**Data for processing**
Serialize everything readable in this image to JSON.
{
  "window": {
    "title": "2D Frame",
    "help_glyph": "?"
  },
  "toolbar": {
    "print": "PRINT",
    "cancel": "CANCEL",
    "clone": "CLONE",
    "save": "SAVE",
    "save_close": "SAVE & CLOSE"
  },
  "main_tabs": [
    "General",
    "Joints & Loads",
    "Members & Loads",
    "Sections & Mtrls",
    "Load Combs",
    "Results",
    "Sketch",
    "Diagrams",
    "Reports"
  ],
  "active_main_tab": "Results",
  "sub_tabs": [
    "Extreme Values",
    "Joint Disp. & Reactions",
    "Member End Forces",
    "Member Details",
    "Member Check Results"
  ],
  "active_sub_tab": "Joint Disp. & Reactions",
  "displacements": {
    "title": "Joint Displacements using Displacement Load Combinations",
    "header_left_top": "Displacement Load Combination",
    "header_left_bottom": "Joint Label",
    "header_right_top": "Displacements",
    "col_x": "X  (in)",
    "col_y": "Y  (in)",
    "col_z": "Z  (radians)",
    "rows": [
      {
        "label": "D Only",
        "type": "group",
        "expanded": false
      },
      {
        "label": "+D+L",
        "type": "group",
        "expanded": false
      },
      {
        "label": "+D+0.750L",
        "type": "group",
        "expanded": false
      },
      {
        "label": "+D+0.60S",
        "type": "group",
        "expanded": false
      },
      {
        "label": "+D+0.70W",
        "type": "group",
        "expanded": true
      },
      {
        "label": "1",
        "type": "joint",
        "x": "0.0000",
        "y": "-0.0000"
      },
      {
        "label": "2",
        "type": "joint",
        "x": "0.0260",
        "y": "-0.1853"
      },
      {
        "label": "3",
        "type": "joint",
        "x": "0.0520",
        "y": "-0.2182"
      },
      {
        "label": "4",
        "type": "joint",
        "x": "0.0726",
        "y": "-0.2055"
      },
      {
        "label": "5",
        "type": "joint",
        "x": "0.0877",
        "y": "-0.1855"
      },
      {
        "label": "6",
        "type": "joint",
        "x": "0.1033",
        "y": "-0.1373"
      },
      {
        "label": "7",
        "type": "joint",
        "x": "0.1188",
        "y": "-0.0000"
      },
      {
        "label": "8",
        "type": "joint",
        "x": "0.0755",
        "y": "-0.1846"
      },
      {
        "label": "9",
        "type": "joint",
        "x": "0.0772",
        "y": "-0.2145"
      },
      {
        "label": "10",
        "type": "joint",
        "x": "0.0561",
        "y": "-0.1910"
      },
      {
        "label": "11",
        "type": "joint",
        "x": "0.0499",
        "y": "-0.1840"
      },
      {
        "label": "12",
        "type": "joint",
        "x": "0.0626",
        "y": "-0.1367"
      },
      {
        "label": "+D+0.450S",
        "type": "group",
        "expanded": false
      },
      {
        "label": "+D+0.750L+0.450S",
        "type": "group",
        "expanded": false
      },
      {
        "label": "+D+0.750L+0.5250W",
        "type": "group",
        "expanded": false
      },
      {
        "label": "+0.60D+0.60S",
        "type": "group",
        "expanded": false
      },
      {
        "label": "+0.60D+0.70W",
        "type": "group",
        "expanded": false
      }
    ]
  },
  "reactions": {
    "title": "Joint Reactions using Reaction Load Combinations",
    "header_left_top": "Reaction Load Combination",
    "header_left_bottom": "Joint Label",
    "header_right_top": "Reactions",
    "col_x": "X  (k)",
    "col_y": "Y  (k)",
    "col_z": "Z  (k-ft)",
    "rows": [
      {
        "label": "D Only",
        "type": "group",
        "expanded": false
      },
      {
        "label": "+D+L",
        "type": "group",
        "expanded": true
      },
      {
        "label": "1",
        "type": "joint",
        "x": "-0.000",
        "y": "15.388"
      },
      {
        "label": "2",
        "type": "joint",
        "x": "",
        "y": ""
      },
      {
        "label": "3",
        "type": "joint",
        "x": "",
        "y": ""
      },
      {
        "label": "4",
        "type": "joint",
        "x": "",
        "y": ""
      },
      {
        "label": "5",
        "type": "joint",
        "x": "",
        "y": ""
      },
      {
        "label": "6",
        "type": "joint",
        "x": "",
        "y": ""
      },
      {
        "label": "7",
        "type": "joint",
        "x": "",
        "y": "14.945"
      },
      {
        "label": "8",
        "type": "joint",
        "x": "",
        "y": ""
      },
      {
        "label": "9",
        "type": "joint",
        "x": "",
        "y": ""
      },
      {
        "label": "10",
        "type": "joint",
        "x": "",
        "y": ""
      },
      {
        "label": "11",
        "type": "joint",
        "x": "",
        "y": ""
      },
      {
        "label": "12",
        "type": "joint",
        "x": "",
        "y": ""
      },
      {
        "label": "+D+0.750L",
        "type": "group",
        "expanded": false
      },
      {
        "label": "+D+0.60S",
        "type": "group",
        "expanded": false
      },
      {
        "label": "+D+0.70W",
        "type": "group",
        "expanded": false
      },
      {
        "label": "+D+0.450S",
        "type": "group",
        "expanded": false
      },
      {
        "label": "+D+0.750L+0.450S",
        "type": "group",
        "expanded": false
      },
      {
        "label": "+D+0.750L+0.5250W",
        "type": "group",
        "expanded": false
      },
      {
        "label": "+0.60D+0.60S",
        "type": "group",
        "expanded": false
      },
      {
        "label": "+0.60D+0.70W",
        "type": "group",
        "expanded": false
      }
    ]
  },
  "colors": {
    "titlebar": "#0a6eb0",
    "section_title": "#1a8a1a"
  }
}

**What you need to do**
Each record should come back exactly as written.

**Reply to the task**
Serialize everything readable in this image to JSON.
{
  "window": {
    "title": "2D Frame",
    "help_glyph": "?"
  },
  "toolbar": {
    "print": "PRINT",
    "cancel": "CANCEL",
    "clone": "CLONE",
    "save": "SAVE",
    "save_close": "SAVE & CLOSE"
  },
  "main_tabs": [
    "General",
    "Joints & Loads",
    "Members & Loads",
    "Sections & Mtrls",
    "Load Combs",
    "Results",
    "Sketch",
    "Diagrams",
    "Reports"
  ],
  "active_main_tab": "Results",
  "sub_tabs": [
    "Extreme Values",
    "Joint Disp. & Reactions",
    "Member End Forces",
    "Member Details",
    "Member Check Results"
  ],
  "active_sub_tab": "Joint Disp. & Reactions",
  "displacements": {
    "title": "Joint Displacements using Displacement Load Combinations",
    "header_left_top": "Displacement Load Combination",
    "header_left_bottom": "Joint Label",
    "header_right_top": "Displacements",
    "col_x": "X  (in)",
    "col_y": "Y  (in)",
    "col_z": "Z  (radians)",
    "rows": [
      {
        "label": "D Only",
        "type": "group",
        "expanded": false
      },
      {
        "label": "+D+L",
        "type": "group",
        "expanded": false
      },
      {
        "label": "+D+0.750L",
        "type": "group",
        "expanded": false
      },
      {
        "label": "+D+0.60S",
        "type": "group",
        "expanded": false
      },
      {
        "label": "+D+0.70W",
        "type": "group",
        "expanded": true
      },
      {
        "label": "1",
        "type": "joint",
        "x": "0.0000",
        "y": "-0.0000"
      },
      {
        "label": "2",
        "type": "joint",
        "x": "0.0260",
        "y": "-0.1853"
      },
      {
        "label": "3",
        "type": "joint",
        "x": "0.0520",
        "y": "-0.2182"
      },
      {
        "label": "4",
        "type": "joint",
        "x": "0.0726",
        "y": "-0.2055"
      },
      {
        "label": "5",
        "type": "joint",
        "x": "0.0877",
        "y": "-0.1855"
      },
      {
        "label": "6",
        "type": "joint",
        "x": "0.1033",
        "y": "-0.1373"
      },
      {
        "label": "7",
        "type": "joint",
        "x": "0.1188",
        "y": "-0.0000"
      },
      {
        "label": "8",
        "type": "joint",
        "x": "0.0755",
        "y": "-0.1846"
      },
      {
        "label": "9",
        "type": "joint",
        "x": "0.0772",
        "y": "-0.2145"
      },
      {
        "label": "10",
        "type": "joint",
        "x": "0.0561",
        "y": "-0.1910"
      },
      {
        "label": "11",
        "type": "joint",
        "x": "0.0499",
        "y": "-0.1840"
      },
      {
        "label": "12",
        "type": "joint",
        "x": "0.0626",
        "y": "-0.1367"
      },
      {
        "label": "+D+0.450S",
        "type": "group",
        "expanded": false
      },
      {
        "label": "+D+0.750L+0.450S",
        "type": "group",
        "expanded": false
      },
      {
        "label": "+D+0.750L+0.5250W",
        "type": "group",
        "expanded": false
      },
      {
        "label": "+0.60D+0.60S",
        "type": "group",
        "expanded": false
      },
      {
        "label": "+0.60D+0.70W",
        "type": "group",
        "expanded": false
      }
    ]
  },
  "reactions": {
    "title": "Joint Reactions using Reaction Load Combinations",
    "header_left_top": "Reaction Load Combination",
    "header_left_bottom": "Joint Label",
    "header_right_top": "Reactions",
    "col_x": "X  (k)",
    "col_y": "Y  (k)",
    "col_z": "Z  (k-ft)",
    "rows": [
      {
        "label": "D Only",
        "type": "group",
        "expanded": false
      },
      {
        "label": "+D+L",
        "type": "group",
        "expanded": true
      },
      {
        "label": "1",
        "type": "joint",
        "x": "-0.000",
        "y": "15.388"
      },
      {
        "label": "2",
        "type": "joint",
        "x": "",
        "y": ""
      },
      {
        "label": "3",
        "type": "joint",
        "x": "",
        "y": ""
      },
      {
        "label": "4",
        "type": "joint",
        "x": "",
        "y": ""
      },
      {
        "label": "5",
        "type": "joint",
        "x": "",
        "y": ""
      },
      {
        "label": "6",
        "type": "joint",
        "x": "",
        "y": ""
      },
      {
        "label": "7",
        "type": "joint",
        "x": "",
        "y": "14.945"
      },
      {
        "label": "8",
        "type": "joint",
        "x": "",
        "y": ""
      },
      {
        "label": "9",
        "type": "joint",
        "x": "",
        "y": ""
      },
      {
        "label": "10",
        "type": "joint",
        "x": "",
        "y": ""
      },
      {
        "label": "11",
        "type": "joint",
        "x": "",
        "y": ""
      },
      {
        "label": "12",
        "type": "joint",
        "x": "",
        "y": ""
      },
      {
        "label": "+D+0.750L",
        "type": "group",
        "expanded": false
      },
      {
        "label": "+D+0.60S",
        "type": "group",
        "expanded": false
      },
      {
        "label": "+D+0.70W",
        "type": "group",
        "expanded": false
      },
      {
        "label": "+D+0.450S",
        "type": "group",
        "expanded": false
      },
      {
        "label": "+D+0.750L+0.450S",
        "type": "group",
        "expanded": false
      },
      {
        "label": "+D+0.750L+0.5250W",
        "type": "group",
        "expanded": false
      },
      {
        "label": "+0.60D+0.60S",
        "type": "group",
        "expanded": false
      },
      {
        "label": "+0.60D+0.70W",
        "type": "group",
        "expanded": false
      }
    ]
  },
  "colors": {
    "titlebar": "#0a6eb0",
    "section_title": "#1a8a1a"
  }
}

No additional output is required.